## START RECORDS FOR PROCESSING
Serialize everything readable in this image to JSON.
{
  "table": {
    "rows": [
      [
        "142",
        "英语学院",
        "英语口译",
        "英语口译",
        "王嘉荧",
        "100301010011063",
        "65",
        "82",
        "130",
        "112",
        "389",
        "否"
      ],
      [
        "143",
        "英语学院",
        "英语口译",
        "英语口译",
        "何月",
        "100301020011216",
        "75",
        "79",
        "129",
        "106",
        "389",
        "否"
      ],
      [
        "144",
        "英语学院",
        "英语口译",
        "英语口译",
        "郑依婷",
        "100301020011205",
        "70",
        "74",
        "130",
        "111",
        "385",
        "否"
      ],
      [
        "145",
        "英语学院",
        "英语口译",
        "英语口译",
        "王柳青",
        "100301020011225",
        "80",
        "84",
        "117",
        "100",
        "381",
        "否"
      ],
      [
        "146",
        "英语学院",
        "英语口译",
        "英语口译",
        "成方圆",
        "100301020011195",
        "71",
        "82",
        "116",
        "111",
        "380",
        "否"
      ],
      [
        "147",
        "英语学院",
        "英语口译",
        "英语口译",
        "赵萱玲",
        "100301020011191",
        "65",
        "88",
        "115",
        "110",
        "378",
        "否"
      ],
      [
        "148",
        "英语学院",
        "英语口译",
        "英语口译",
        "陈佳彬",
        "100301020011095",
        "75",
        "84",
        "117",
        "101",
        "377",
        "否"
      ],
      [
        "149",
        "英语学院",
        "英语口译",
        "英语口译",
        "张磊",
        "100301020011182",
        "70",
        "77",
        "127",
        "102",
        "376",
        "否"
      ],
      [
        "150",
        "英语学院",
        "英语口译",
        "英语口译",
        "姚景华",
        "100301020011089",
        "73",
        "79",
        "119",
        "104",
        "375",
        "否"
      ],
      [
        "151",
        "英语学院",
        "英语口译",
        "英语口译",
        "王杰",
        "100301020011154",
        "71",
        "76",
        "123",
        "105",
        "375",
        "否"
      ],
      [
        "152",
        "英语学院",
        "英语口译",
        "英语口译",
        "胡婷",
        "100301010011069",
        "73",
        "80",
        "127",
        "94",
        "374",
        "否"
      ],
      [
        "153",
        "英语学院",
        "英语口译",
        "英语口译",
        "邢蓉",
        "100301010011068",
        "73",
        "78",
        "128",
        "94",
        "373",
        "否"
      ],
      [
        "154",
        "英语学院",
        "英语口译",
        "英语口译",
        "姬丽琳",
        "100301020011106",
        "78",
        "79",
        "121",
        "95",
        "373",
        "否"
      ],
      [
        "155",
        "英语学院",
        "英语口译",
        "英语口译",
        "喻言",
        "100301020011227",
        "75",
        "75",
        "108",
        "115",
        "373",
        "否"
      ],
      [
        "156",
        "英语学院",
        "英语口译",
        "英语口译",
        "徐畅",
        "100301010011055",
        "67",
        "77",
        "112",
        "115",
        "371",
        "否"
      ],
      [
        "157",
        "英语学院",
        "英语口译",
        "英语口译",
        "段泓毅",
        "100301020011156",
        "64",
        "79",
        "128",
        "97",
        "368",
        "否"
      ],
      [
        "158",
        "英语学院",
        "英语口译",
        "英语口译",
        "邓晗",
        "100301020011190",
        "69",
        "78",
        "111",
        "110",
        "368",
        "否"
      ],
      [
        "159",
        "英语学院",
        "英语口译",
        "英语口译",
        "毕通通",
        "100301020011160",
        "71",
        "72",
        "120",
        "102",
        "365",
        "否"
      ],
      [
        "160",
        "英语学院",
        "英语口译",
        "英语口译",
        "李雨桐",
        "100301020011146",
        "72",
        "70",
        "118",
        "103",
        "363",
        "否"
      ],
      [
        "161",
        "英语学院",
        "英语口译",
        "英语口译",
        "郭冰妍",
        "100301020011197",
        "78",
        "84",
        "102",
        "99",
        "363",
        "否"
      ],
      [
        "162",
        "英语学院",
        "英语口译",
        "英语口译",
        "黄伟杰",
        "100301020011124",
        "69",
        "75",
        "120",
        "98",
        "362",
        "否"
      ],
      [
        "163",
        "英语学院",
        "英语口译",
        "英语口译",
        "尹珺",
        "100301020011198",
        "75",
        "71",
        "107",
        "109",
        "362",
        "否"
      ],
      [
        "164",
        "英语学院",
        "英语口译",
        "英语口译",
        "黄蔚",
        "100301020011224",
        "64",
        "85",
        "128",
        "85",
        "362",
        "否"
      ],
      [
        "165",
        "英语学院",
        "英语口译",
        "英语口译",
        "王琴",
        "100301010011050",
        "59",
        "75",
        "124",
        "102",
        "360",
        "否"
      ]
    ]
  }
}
## END RECORDS FOR PROCESSING
## START RECORDS FOR PROCESSING
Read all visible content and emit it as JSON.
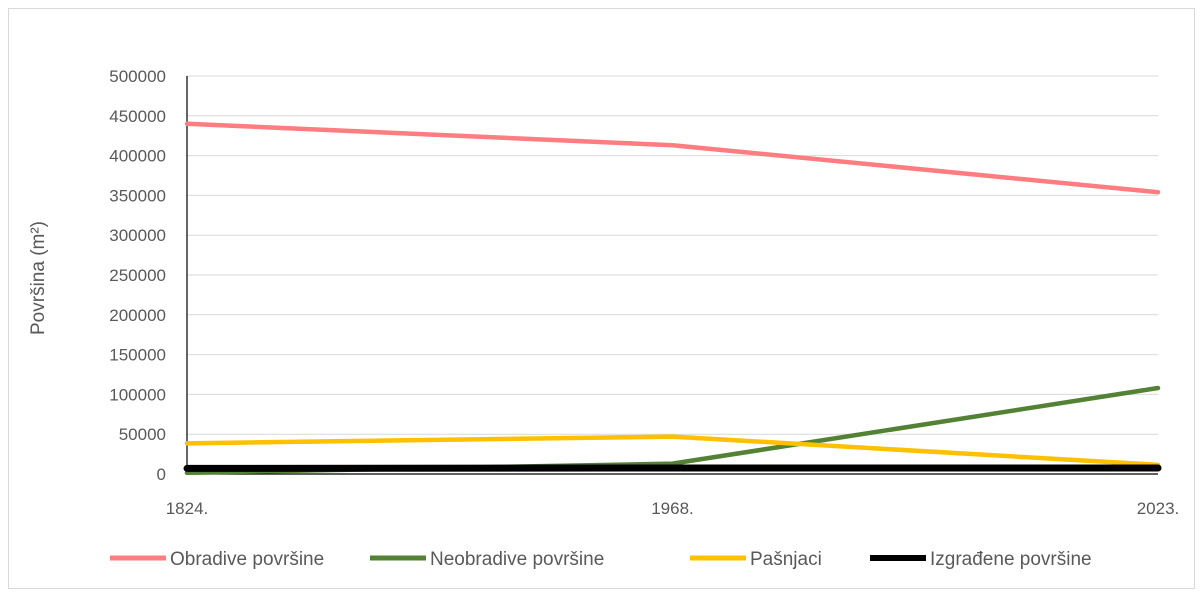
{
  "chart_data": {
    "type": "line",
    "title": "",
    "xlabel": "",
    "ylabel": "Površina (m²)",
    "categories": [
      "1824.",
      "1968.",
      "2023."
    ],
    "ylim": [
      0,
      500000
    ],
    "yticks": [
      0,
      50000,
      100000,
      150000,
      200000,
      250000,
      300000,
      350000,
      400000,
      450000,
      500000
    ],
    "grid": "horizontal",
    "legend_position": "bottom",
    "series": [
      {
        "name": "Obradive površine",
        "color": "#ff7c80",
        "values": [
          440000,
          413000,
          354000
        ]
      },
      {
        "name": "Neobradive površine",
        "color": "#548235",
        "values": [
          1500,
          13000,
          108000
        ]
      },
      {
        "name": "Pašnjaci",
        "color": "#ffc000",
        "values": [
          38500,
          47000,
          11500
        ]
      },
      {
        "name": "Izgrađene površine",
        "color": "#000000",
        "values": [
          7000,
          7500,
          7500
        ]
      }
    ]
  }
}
## END RECORDS FOR PROCESSING
## START RECORDS FOR PROCESSING
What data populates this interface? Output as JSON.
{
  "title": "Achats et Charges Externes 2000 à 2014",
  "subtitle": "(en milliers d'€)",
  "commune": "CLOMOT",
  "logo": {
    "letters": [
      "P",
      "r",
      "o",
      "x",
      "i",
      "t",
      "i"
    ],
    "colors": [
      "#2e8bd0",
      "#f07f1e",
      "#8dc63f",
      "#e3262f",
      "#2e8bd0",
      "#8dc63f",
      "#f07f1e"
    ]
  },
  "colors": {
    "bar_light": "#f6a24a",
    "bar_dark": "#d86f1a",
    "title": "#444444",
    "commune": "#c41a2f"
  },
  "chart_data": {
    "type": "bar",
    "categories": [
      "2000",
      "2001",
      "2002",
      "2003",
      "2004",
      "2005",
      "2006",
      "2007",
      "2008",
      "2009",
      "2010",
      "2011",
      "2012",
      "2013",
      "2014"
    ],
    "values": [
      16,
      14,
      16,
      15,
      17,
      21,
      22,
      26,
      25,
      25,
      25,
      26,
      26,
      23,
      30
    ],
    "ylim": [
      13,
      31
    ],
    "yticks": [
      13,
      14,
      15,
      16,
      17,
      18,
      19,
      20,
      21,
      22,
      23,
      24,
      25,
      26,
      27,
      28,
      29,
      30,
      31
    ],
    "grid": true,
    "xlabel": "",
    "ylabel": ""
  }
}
## END RECORDS FOR PROCESSING
> _SHORT EXERCISE_: Find every line that includes the string "površine". Report how many there are and nothing else.

> _FINISHED EXERCISE_: 3